Aim of the task
Look through the records that follow. Copy every line containing the word "Mangel".

——————

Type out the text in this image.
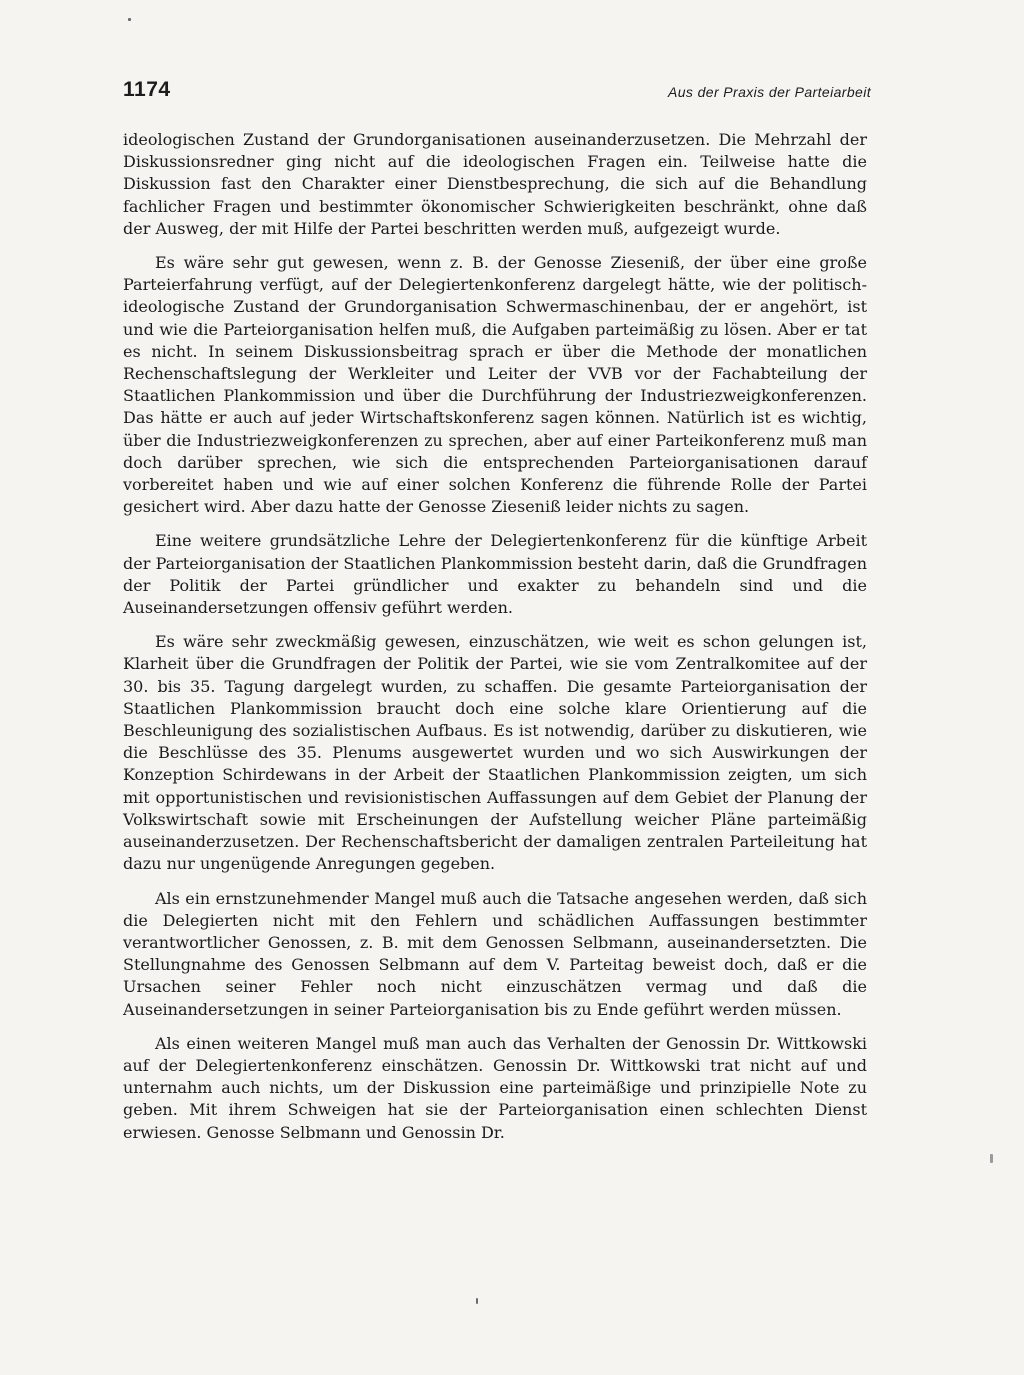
1174	Aus der Praxis der Parteiarbeit

ideologischen Zustand der Grundorganisationen auseinanderzusetzen. Die Mehrzahl der Diskussionsredner ging nicht auf die ideologischen Fragen ein. Teilweise hatte die Diskussion fast den Charakter einer Dienstbesprechung, die sich auf die Behandlung fachlicher Fragen und bestimmter ökonomischer Schwierigkeiten beschränkt, ohne daß der Ausweg, der mit Hilfe der Partei beschritten werden muß, aufgezeigt wurde.

Es wäre sehr gut gewesen, wenn z. B. der Genosse Ziesenіß, der über eine große Parteierfahrung verfügt, auf der Delegiertenkonferenz dargelegt hätte, wie der politisch-ideologische Zustand der Grundorganisation Schwermaschinenbau, der er angehört, ist und wie die Parteiorganisation helfen muß, die Aufgaben parteimäßig zu lösen. Aber er tat es nicht. In seinem Diskussionsbeitrag sprach er über die Methode der monatlichen Rechenschaftslegung der Werkleiter und Leiter der VVB vor der Fachabteilung der Staatlichen Plankommission und über die Durchführung der Industriezweigkonferenzen. Das hätte er auch auf jeder Wirtschaftskonferenz sagen können. Natürlich ist es wichtig, über die Industriezweigkonferenzen zu sprechen, aber auf einer Parteikonferenz muß man doch darüber sprechen, wie sich die entsprechenden Parteiorganisationen darauf vorbereitet haben und wie auf einer solchen Konferenz die führende Rolle der Partei gesichert wird. Aber dazu hatte der Genosse Ziesenіß leider nichts zu sagen.

Eine weitere grundsätzliche Lehre der Delegiertenkonferenz für die künftige Arbeit der Parteiorganisation der Staatlichen Plankommission besteht darin, daß die Grundfragen der Politik der Partei gründlicher und exakter zu behandeln sind und die Auseinandersetzungen offensiv geführt werden.

Es wäre sehr zweckmäßig gewesen, einzuschätzen, wie weit es schon gelungen ist, Klarheit über die Grundfragen der Politik der Partei, wie sie vom Zentralkomitee auf der 30. bis 35. Tagung dargelegt wurden, zu schaffen. Die gesamte Parteiorganisation der Staatlichen Plankommission braucht doch eine solche klare Orientierung auf die Beschleunigung des sozialistischen Aufbaus. Es ist notwendig, darüber zu diskutieren, wie die Beschlüsse des 35. Plenums ausgewertet wurden und wo sich Auswirkungen der Konzeption Schirdewans in der Arbeit der Staatlichen Plankommission zeigten, um sich mit opportunistischen und revisionistischen Auffassungen auf dem Gebiet der Planung der Volkswirtschaft sowie mit Erscheinungen der Aufstellung weicher Pläne parteimäßig auseinanderzusetzen. Der Rechenschaftsbericht der damaligen zentralen Parteileitung hat dazu nur ungenügende Anregungen gegeben.

Als ein ernstzunehmender Mangel muß auch die Tatsache angesehen werden, daß sich die Delegierten nicht mit den Fehlern und schädlichen Auffassungen bestimmter verantwortlicher Genossen, z. B. mit dem Genossen Selbmann, auseinandersetzten. Die Stellungnahme des Genossen Selbmann auf dem V. Parteitag beweist doch, daß er die Ursachen seiner Fehler noch nicht einzuschätzen vermag und daß die Auseinandersetzungen in seiner Parteiorganisation bis zu Ende geführt werden müssen.

Als einen weiteren Mangel muß man auch das Verhalten der Genossin Dr. Wittkowski auf der Delegiertenkonferenz einschätzen. Genossin Dr. Wittkowski trat nicht auf und unternahm auch nichts, um der Diskussion eine parteimäßige und prinzipielle Note zu geben. Mit ihrem Schweigen hat sie der Parteiorganisation einen schlechten Dienst erwiesen. Genosse Selbmann und Genossin Dr.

——————

Answer to the task
Als ein ernstzunehmender Mangel muß auch die Tatsache angesehen werden, daß sich die Delegierten nicht mit den Fehlern und schädlichen Auffassungen bestimmter verantwortlicher Genossen, z. B. mit dem Genossen Selbmann, auseinandersetzten. Die Stellungnahme des Genossen Selbmann auf dem V. Parteitag beweist doch, daß er die Ursachen seiner Fehler noch nicht einzuschätzen vermag und daß die Auseinandersetzungen in seiner Parteiorganisation bis zu Ende geführt werden müssen.
Als einen weiteren Mangel muß man auch das Verhalten der Genossin Dr. Wittkowski auf der Delegiertenkonferenz einschätzen. Genossin Dr. Wittkowski trat nicht auf und unternahm auch nichts, um der Diskussion eine parteimäßige und prinzipielle Note zu geben. Mit ihrem Schweigen hat sie der Parteiorganisation einen schlechten Dienst erwiesen. Genosse Selbmann und Genossin Dr.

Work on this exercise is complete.